-- begin Raw records --
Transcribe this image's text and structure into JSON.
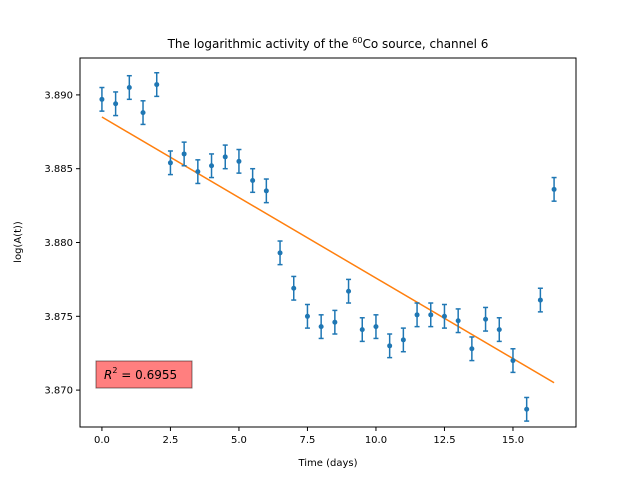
{
  "chart_data": {
    "type": "scatter",
    "title_main": "The logarithmic activity of the ",
    "title_sup": "60",
    "title_rest": "Co source, channel 6",
    "xlabel": "Time (days)",
    "ylabel": "log(A(t))",
    "xlim": [
      -0.8,
      17.3
    ],
    "ylim": [
      3.8675,
      3.8925
    ],
    "x_ticks": [
      0.0,
      2.5,
      5.0,
      7.5,
      10.0,
      12.5,
      15.0
    ],
    "x_tick_labels": [
      "0.0",
      "2.5",
      "5.0",
      "7.5",
      "10.0",
      "12.5",
      "15.0"
    ],
    "y_ticks": [
      3.87,
      3.875,
      3.88,
      3.885,
      3.89
    ],
    "y_tick_labels": [
      "3.870",
      "3.875",
      "3.880",
      "3.885",
      "3.890"
    ],
    "grid": false,
    "series": [
      {
        "type": "errorbar",
        "color": "#1f77b4",
        "x": [
          0,
          0.5,
          1,
          1.5,
          2,
          2.5,
          3,
          3.5,
          4,
          4.5,
          5,
          5.5,
          6,
          6.5,
          7,
          7.5,
          8,
          8.5,
          9,
          9.5,
          10,
          10.5,
          11,
          11.5,
          12,
          12.5,
          13,
          13.5,
          14,
          14.5,
          15,
          15.5,
          16,
          16.5
        ],
        "y": [
          3.8897,
          3.8894,
          3.8905,
          3.8888,
          3.8907,
          3.8854,
          3.886,
          3.8848,
          3.8852,
          3.8858,
          3.8855,
          3.8842,
          3.8835,
          3.8793,
          3.8769,
          3.875,
          3.8743,
          3.8746,
          3.8767,
          3.8741,
          3.8743,
          3.873,
          3.8734,
          3.8751,
          3.8751,
          3.875,
          3.8747,
          3.8728,
          3.8748,
          3.8741,
          3.872,
          3.8687,
          3.8761,
          3.8836
        ],
        "yerr": 0.0008
      },
      {
        "type": "line",
        "color": "#ff7f0e",
        "x": [
          0,
          16.5
        ],
        "y": [
          3.8885,
          3.8705
        ]
      }
    ],
    "annotation": {
      "label_italic": "R",
      "label_sup": "2",
      "label_rest": " = 0.6955",
      "box_color": "#ff0000"
    }
  }
}
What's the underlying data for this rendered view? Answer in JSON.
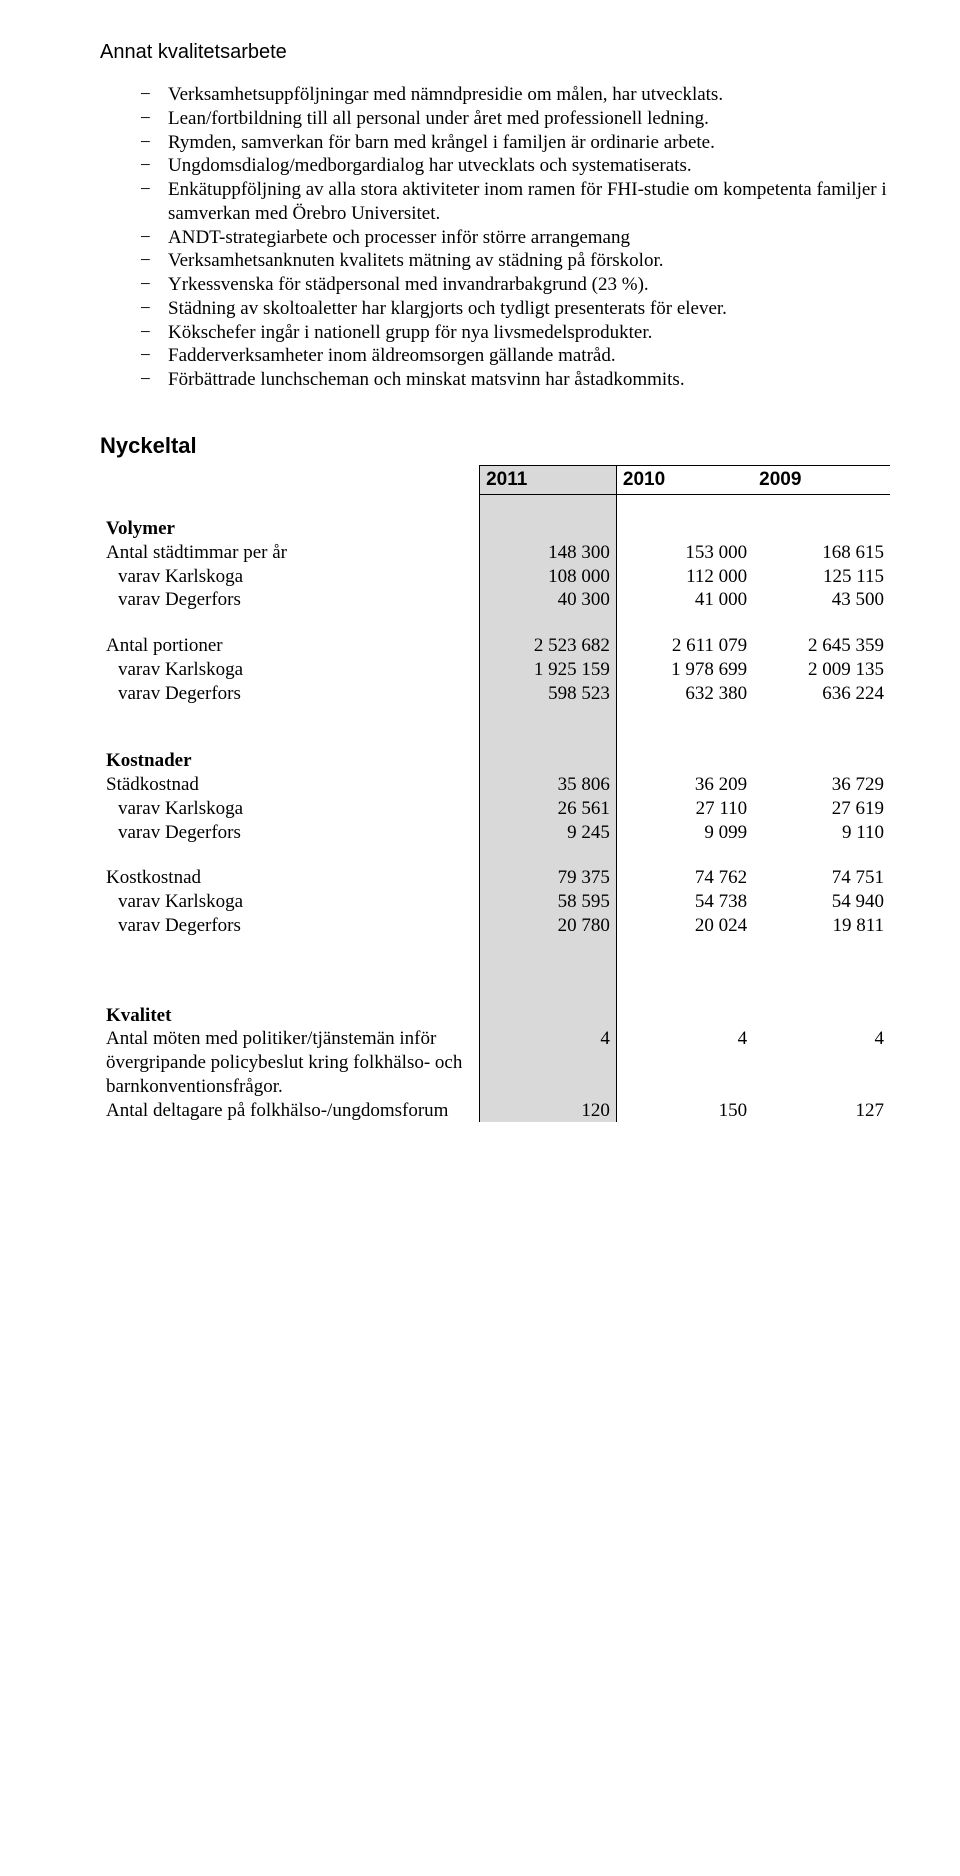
-- end Raw records --
Given exercise ▸ Return each line where "JSON" shows up.

Answer for the task ▸
Transcribe this image's text and structure into JSON.
What's the underlying data for this rendered view? Answer in JSON.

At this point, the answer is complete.